>> begin Data to process

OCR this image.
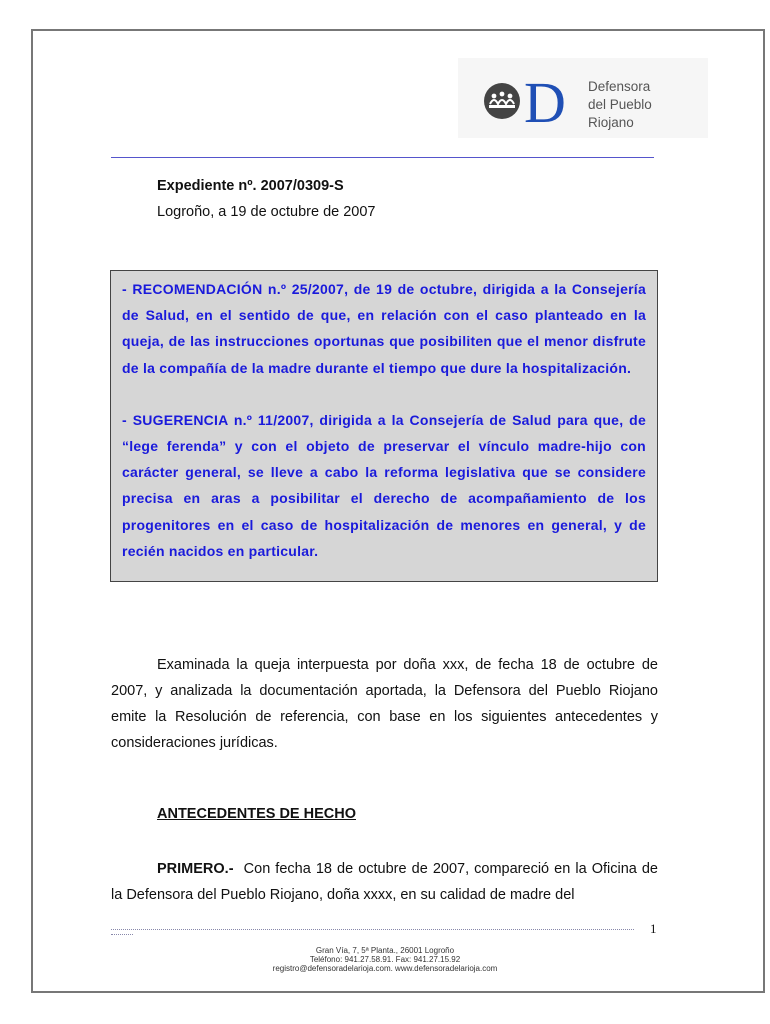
D Defensora
del Pueblo
Riojano
Expediente nº. 2007/0309-S
Logroño, a 19 de octubre de 2007

- RECOMENDACIÓN n.º 25/2007, de 19 de octubre, dirigida a la Consejería de Salud, en el sentido de que, en relación con el caso planteado en la queja, de las instrucciones oportunas que posibiliten que el menor disfrute de la compañía de la madre durante el tiempo que dure la hospitalización.

- SUGERENCIA n.º 11/2007, dirigida a la Consejería de Salud para que, de “lege ferenda” y con el objeto de preservar el vínculo madre-hijo con carácter general, se lleve a cabo la reforma legislativa que se considere precisa en aras a posibilitar el derecho de acompañamiento de los progenitores en el caso de hospitalización de menores en general, y de recién nacidos en particular.

Examinada la queja interpuesta por doña xxx, de fecha 18 de octubre de 2007, y analizada la documentación aportada, la Defensora del Pueblo Riojano emite la Resolución de referencia, con base en los siguientes antecedentes y consideraciones jurídicas.
ANTECEDENTES DE HECHO
PRIMERO.- Con fecha 18 de octubre de 2007, compareció en la Oficina de la Defensora del Pueblo Riojano, doña xxxx, en su calidad de madre del
1
Gran Vía, 7, 5ª Planta., 26001 Logroño
Teléfono: 941.27.58.91. Fax: 941.27.15.92
registro@defensoradelarioja.com. www.defensoradelarioja.com
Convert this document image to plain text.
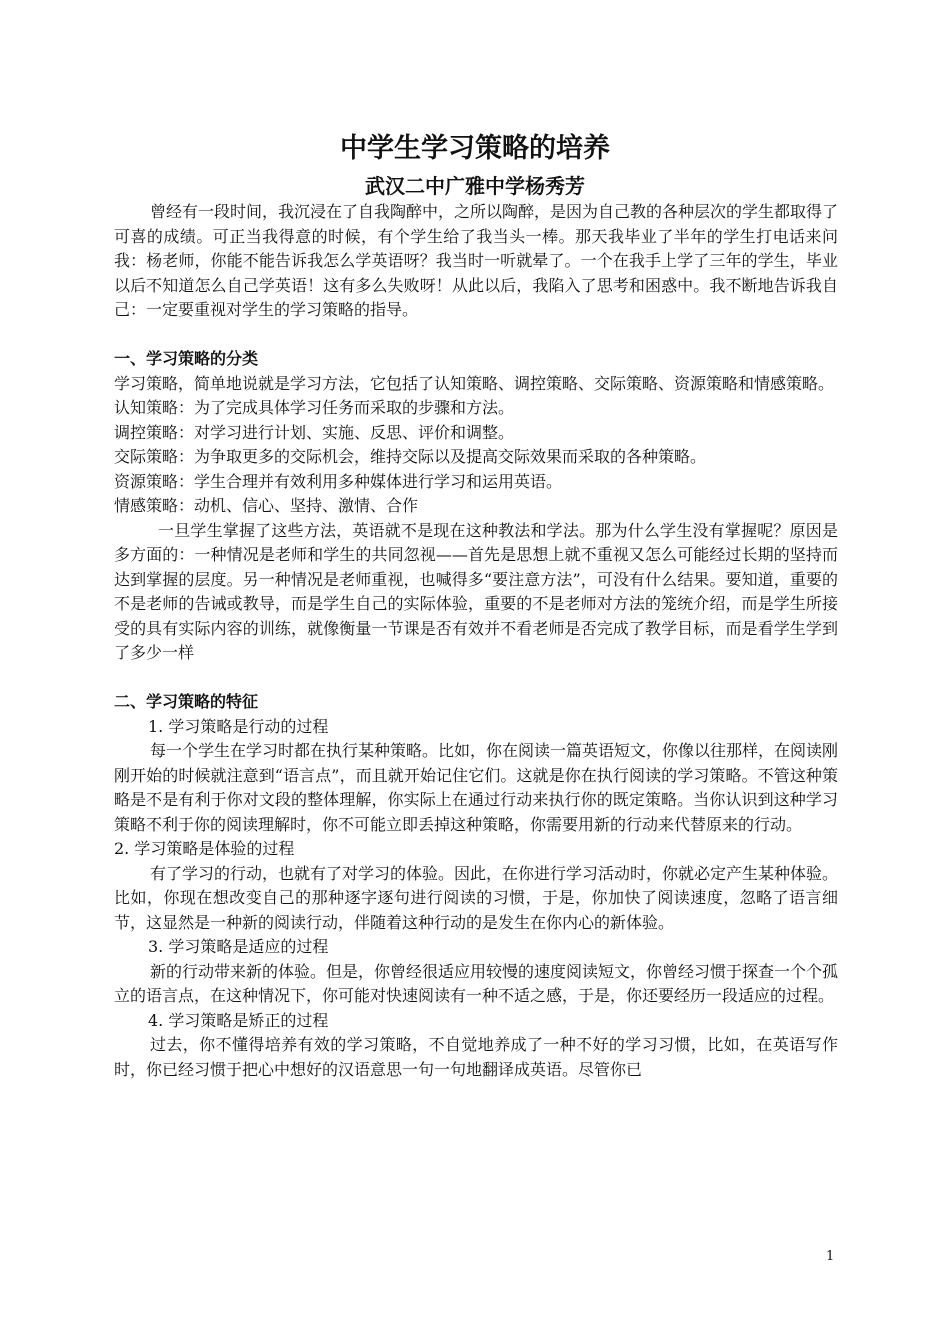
中学生学习策略的培养
武汉二中广雅中学杨秀芳

曾经有一段时间，我沉浸在了自我陶醉中，之所以陶醉，是因为自己教的各种层次的学生都取得了可喜的成绩。可正当我得意的时候，有个学生给了我当头一棒。那天我毕业了半年的学生打电话来问我：杨老师，你能不能告诉我怎么学英语呀？我当时一听就晕了。一个在我手上学了三年的学生，毕业以后不知道怎么自己学英语！这有多么失败呀！从此以后，我陷入了思考和困惑中。我不断地告诉我自己：一定要重视对学生的学习策略的指导。

一、学习策略的分类

学习策略，简单地说就是学习方法，它包括了认知策略、调控策略、交际策略、资源策略和情感策略。

认知策略：为了完成具体学习任务而采取的步骤和方法。

调控策略：对学习进行计划、实施、反思、评价和调整。

交际策略：为争取更多的交际机会，维持交际以及提高交际效果而采取的各种策略。

资源策略：学生合理并有效利用多种媒体进行学习和运用英语。

情感策略：动机、信心、坚持、激情、合作

一旦学生掌握了这些方法，英语就不是现在这种教法和学法。那为什么学生没有掌握呢？原因是多方面的：一种情况是老师和学生的共同忽视——首先是思想上就不重视又怎么可能经过长期的坚持而达到掌握的层度。另一种情况是老师重视，也喊得多“要注意方法”，可没有什么结果。要知道，重要的不是老师的告诫或教导，而是学生自己的实际体验，重要的不是老师对方法的笼统介绍，而是学生所接受的具有实际内容的训练，就像衡量一节课是否有效并不看老师是否完成了教学目标，而是看学生学到了多少一样

二、学习策略的特征

1. 学习策略是行动的过程

每一个学生在学习时都在执行某种策略。比如，你在阅读一篇英语短文，你像以往那样，在阅读刚刚开始的时候就注意到“语言点”，而且就开始记住它们。这就是你在执行阅读的学习策略。不管这种策略是不是有利于你对文段的整体理解，你实际上在通过行动来执行你的既定策略。当你认识到这种学习策略不利于你的阅读理解时，你不可能立即丢掉这种策略，你需要用新的行动来代替原来的行动。

2. 学习策略是体验的过程

有了学习的行动，也就有了对学习的体验。因此，在你进行学习活动时，你就必定产生某种体验。比如，你现在想改变自己的那种逐字逐句进行阅读的习惯，于是，你加快了阅读速度，忽略了语言细节，这显然是一种新的阅读行动，伴随着这种行动的是发生在你内心的新体验。

3. 学习策略是适应的过程

新的行动带来新的体验。但是，你曾经很适应用较慢的速度阅读短文，你曾经习惯于探查一个个孤立的语言点，在这种情况下，你可能对快速阅读有一种不适之感，于是，你还要经历一段适应的过程。

4. 学习策略是矫正的过程

过去，你不懂得培养有效的学习策略，不自觉地养成了一种不好的学习习惯，比如，在英语写作时，你已经习惯于把心中想好的汉语意思一句一句地翻译成英语。尽管你已

1
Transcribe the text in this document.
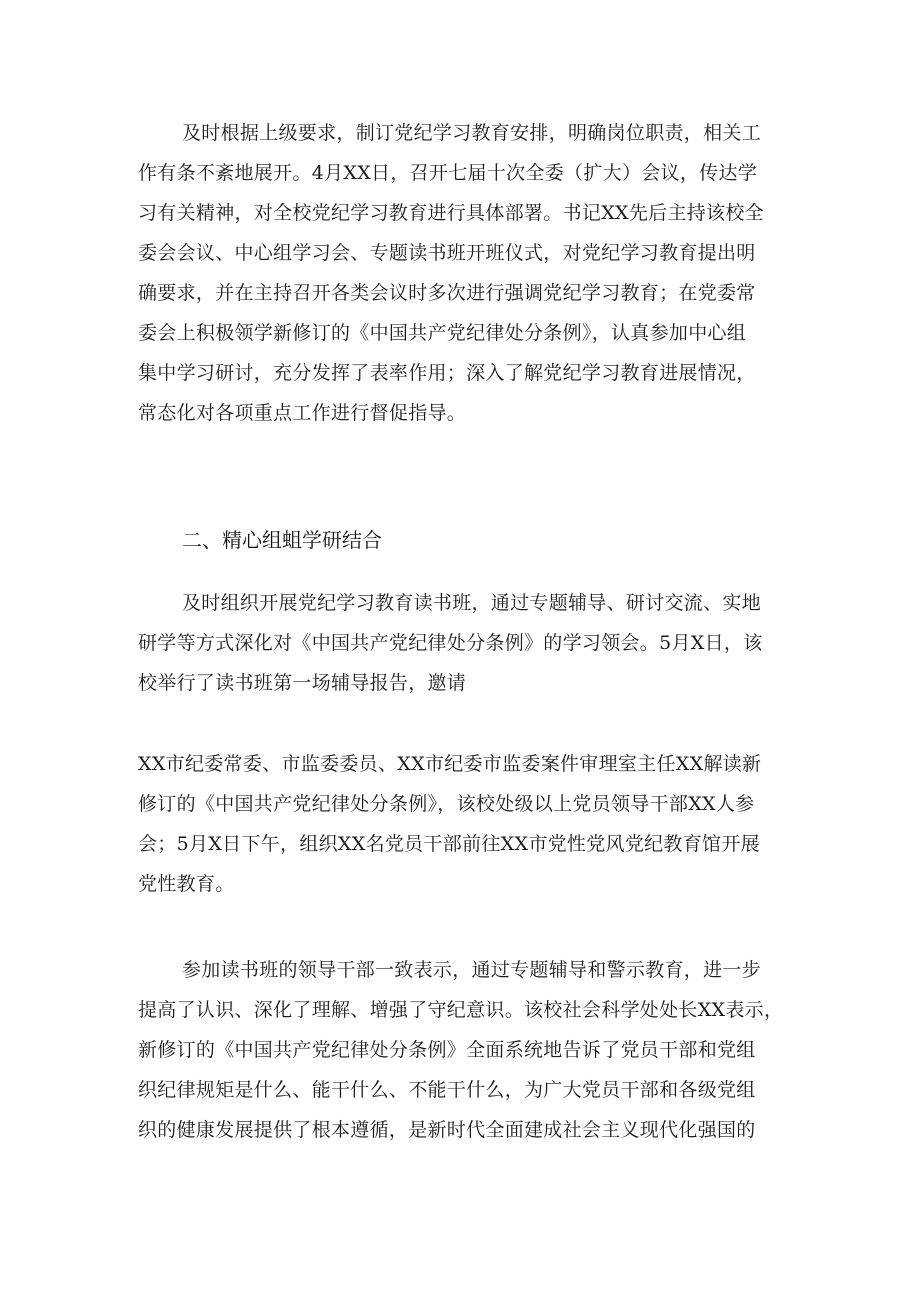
及时根据上级要求，制订党纪学习教育安排，明确岗位职责，相关工
作有条不紊地展开。4月XX日，召开七届十次全委（扩大）会议，传达学
习有关精神，对全校党纪学习教育进行具体部署。书记XX先后主持该校全
委会会议、中心组学习会、专题读书班开班仪式，对党纪学习教育提出明
确要求，并在主持召开各类会议时多次进行强调党纪学习教育；在党委常
委会上积极领学新修订的《中国共产党纪律处分条例》，认真参加中心组
集中学习研讨，充分发挥了表率作用；深入了解党纪学习教育进展情况，
常态化对各项重点工作进行督促指导。
二、精心组蛆学研结合
及时组织开展党纪学习教育读书班，通过专题辅导、研讨交流、实地
研学等方式深化对《中国共产党纪律处分条例》的学习领会。5月X日，该
校举行了读书班第一场辅导报告，邀请
XX市纪委常委、市监委委员、XX市纪委市监委案件审理室主任XX解读新
修订的《中国共产党纪律处分条例》，该校处级以上党员领导干部XX人参
会；5月X日下午，组织XX名党员干部前往XX市党性党风党纪教育馆开展
党性教育。
参加读书班的领导干部一致表示，通过专题辅导和警示教育，进一步
提高了认识、深化了理解、增强了守纪意识。该校社会科学处处长XX表示，
新修订的《中国共产党纪律处分条例》全面系统地告诉了党员干部和党组
织纪律规矩是什么、能干什么、不能干什么，为广大党员干部和各级党组
织的健康发展提供了根本遵循，是新时代全面建成社会主义现代化强国的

>> end Data to process

Written exercise:
Pull out each line of the entries that contains "image".

Task output:
OCR this image.
Convert this document image to plain text.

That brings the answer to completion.